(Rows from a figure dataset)
== == ==
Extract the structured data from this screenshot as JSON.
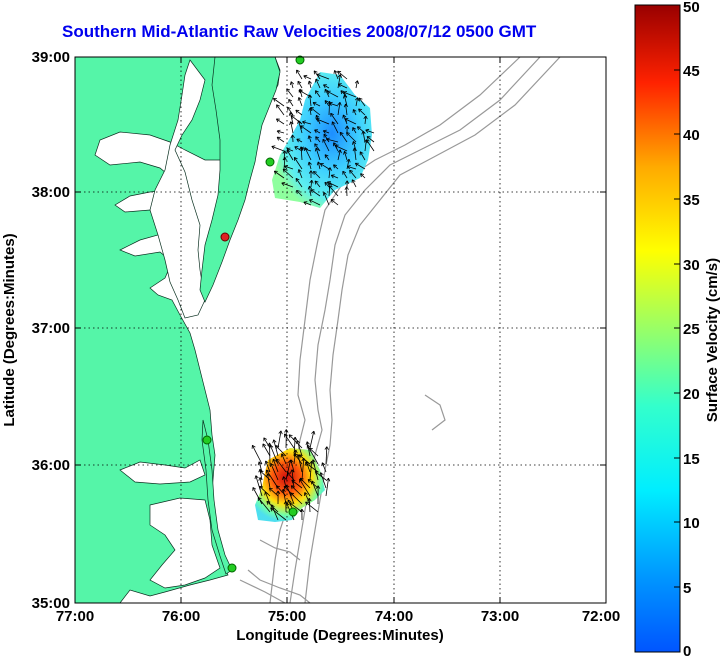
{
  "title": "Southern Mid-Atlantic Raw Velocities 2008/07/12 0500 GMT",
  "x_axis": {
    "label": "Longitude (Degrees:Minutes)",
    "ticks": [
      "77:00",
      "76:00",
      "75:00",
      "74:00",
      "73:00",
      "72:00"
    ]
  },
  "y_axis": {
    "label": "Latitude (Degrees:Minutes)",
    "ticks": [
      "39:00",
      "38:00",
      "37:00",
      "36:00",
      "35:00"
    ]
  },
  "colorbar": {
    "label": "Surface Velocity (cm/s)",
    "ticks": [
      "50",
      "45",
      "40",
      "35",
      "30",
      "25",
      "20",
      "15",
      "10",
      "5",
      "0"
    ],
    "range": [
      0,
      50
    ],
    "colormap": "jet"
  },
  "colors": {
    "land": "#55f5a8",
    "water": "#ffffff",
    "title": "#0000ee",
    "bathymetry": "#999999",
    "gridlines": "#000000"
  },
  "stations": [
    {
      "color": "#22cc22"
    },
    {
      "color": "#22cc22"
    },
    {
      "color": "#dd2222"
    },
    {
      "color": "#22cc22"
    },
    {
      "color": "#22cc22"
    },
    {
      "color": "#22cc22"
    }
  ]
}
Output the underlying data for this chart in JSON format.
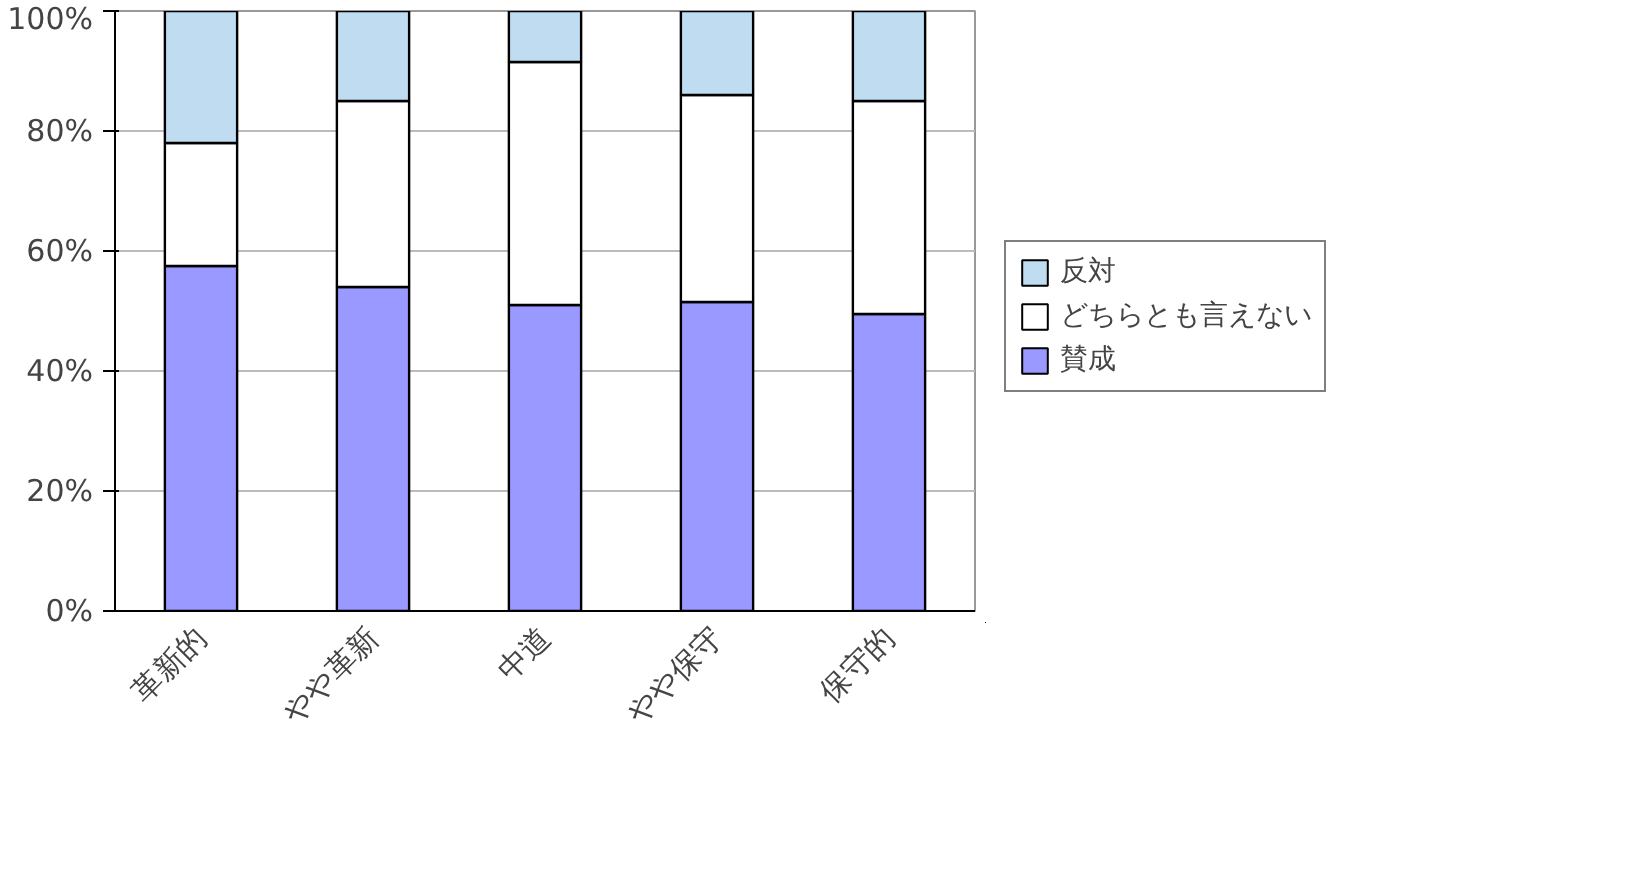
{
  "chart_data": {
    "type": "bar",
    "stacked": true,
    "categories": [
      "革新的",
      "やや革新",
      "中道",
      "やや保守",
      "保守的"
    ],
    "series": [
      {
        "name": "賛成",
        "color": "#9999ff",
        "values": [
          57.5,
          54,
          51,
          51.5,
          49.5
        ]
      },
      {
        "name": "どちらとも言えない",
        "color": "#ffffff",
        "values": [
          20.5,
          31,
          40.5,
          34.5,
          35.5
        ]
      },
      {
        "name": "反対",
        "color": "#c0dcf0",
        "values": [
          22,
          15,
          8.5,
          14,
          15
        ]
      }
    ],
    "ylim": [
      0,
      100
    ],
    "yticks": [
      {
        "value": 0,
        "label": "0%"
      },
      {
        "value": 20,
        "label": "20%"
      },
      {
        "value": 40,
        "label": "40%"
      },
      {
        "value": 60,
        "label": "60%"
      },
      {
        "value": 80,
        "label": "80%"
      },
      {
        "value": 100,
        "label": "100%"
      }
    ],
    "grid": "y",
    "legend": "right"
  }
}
== == ==
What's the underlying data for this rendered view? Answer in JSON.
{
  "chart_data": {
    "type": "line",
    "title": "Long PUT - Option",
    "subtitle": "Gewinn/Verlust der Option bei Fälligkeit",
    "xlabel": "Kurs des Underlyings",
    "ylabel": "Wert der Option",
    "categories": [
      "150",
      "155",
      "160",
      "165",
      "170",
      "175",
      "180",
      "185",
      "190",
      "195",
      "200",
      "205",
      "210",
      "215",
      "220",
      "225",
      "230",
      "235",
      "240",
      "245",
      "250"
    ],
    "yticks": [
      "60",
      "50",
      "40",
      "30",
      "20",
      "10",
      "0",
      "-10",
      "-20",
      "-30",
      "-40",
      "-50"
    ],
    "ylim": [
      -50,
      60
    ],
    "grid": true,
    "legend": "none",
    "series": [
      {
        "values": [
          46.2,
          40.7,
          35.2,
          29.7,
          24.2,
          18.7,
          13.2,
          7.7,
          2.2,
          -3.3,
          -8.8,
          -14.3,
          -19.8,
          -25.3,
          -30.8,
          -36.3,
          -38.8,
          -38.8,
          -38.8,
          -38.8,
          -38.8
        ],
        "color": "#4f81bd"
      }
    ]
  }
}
== == ==
[WHAT YOU NEED TO DO]: Which lines contain "Option"? Copy each of them out.

[SOLUTION TO THIS TASK]:
    "title": "Long PUT - Option",
    "subtitle": "Gewinn/Verlust der Option bei Fälligkeit",
    "ylabel": "Wert der Option",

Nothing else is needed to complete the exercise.